Task details:
Collect all the lines that mention the word "this".

Provided data:
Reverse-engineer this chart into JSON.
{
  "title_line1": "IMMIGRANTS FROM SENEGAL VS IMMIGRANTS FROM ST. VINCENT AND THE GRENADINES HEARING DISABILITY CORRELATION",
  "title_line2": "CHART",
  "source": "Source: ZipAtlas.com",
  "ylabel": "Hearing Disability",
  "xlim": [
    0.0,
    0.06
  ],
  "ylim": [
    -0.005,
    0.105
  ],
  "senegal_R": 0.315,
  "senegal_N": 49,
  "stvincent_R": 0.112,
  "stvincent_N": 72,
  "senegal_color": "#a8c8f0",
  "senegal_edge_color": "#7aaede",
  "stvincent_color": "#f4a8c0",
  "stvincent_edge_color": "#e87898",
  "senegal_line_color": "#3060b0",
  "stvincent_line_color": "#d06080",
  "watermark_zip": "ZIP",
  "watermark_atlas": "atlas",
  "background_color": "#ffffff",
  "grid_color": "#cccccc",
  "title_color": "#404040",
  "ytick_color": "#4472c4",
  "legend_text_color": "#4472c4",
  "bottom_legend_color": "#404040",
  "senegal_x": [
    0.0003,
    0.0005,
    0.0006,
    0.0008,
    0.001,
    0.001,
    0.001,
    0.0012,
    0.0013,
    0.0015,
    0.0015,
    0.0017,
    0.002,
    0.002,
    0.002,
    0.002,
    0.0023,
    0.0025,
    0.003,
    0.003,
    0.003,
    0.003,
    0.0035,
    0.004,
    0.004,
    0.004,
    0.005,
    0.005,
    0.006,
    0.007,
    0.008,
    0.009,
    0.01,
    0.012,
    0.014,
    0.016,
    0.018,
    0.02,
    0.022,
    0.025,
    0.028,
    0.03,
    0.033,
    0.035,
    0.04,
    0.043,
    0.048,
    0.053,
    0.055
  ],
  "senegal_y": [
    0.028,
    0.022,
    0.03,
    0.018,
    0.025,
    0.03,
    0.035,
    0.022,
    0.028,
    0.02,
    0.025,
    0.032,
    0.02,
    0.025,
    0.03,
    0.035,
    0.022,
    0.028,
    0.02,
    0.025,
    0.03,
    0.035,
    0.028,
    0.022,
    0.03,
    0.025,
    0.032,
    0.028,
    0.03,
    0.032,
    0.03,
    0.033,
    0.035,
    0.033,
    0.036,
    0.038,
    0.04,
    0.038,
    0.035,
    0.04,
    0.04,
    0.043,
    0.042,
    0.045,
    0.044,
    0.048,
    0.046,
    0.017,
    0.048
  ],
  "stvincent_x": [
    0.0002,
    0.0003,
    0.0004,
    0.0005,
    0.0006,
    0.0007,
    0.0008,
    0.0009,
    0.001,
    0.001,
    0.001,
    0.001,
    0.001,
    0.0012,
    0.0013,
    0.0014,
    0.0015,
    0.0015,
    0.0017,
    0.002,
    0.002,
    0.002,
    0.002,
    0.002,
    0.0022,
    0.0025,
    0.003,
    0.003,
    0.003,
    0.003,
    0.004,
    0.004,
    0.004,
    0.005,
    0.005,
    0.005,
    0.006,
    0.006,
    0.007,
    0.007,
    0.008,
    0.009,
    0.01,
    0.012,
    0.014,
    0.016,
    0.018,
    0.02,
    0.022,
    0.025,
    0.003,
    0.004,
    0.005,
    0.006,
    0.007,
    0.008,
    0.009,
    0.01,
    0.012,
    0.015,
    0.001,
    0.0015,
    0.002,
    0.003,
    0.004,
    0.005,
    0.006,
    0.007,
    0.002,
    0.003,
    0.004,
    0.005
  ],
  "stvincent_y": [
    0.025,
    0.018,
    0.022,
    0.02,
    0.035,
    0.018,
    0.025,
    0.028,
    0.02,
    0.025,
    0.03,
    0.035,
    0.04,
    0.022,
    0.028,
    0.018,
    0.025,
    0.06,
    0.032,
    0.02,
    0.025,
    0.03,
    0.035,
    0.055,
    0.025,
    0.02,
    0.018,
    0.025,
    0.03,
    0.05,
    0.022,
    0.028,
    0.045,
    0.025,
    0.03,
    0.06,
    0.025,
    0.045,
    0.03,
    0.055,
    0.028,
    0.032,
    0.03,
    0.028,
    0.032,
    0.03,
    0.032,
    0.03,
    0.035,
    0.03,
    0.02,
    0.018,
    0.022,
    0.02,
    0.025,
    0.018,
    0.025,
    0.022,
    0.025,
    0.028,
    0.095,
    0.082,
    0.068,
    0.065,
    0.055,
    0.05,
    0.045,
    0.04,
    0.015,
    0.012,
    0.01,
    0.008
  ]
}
...
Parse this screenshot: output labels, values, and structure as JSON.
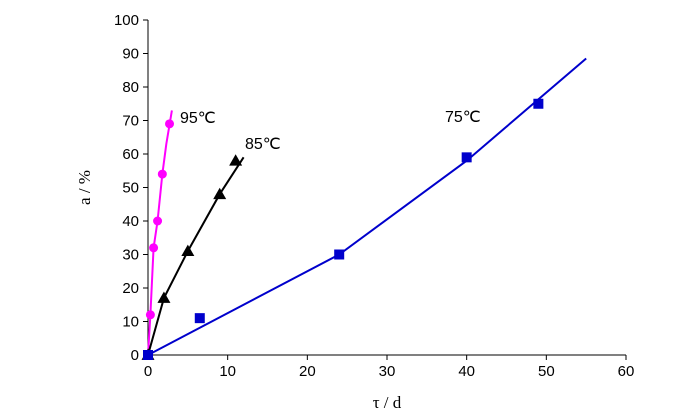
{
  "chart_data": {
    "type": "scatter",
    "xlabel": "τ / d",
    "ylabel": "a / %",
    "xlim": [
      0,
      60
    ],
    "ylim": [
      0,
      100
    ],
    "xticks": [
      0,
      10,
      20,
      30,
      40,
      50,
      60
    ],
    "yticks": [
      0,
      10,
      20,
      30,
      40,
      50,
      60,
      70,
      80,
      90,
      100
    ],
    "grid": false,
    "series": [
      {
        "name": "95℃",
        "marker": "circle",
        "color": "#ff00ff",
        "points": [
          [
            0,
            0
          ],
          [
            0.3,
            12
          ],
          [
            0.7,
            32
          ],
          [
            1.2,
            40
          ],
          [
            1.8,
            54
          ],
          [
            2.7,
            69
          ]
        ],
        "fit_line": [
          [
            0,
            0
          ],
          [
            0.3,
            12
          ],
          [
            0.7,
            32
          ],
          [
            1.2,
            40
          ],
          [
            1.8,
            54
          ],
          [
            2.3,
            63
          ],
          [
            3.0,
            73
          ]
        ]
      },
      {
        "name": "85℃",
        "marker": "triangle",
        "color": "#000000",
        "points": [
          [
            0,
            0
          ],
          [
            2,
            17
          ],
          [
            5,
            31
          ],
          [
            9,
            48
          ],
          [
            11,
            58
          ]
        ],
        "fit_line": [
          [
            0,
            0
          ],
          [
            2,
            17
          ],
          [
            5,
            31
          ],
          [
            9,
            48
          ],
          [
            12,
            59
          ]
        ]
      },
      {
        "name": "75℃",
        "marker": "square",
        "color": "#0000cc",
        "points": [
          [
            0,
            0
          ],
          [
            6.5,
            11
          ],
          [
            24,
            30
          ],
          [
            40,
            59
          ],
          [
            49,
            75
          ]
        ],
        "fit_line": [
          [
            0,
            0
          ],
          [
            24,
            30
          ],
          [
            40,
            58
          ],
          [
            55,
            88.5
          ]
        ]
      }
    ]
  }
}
* * *
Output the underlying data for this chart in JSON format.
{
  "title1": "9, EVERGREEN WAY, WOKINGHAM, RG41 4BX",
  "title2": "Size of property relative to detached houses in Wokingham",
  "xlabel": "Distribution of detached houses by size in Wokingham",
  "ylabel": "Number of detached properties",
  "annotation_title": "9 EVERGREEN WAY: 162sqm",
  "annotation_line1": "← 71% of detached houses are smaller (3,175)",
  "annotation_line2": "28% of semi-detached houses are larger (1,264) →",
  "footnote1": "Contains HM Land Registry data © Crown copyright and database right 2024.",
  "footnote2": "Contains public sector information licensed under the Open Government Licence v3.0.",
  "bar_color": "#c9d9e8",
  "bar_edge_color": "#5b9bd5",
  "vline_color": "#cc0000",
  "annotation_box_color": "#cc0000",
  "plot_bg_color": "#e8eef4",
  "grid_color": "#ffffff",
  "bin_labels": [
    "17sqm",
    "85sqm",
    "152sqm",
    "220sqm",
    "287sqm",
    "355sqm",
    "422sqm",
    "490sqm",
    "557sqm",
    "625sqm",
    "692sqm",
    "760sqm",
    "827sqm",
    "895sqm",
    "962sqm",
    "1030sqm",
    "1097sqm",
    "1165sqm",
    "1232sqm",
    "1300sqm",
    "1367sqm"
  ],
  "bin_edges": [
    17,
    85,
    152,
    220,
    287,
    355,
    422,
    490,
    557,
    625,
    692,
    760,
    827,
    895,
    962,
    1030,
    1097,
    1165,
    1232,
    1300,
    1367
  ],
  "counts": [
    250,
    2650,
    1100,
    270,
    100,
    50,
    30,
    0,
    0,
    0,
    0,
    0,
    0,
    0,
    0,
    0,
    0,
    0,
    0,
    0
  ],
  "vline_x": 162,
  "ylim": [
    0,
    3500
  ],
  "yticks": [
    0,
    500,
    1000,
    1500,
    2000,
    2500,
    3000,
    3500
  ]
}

In response:
Reverse-engineer this chart into JSON.
Parse this screenshot: output labels, values, and structure as JSON.
Output the underlying data for this chart in JSON format.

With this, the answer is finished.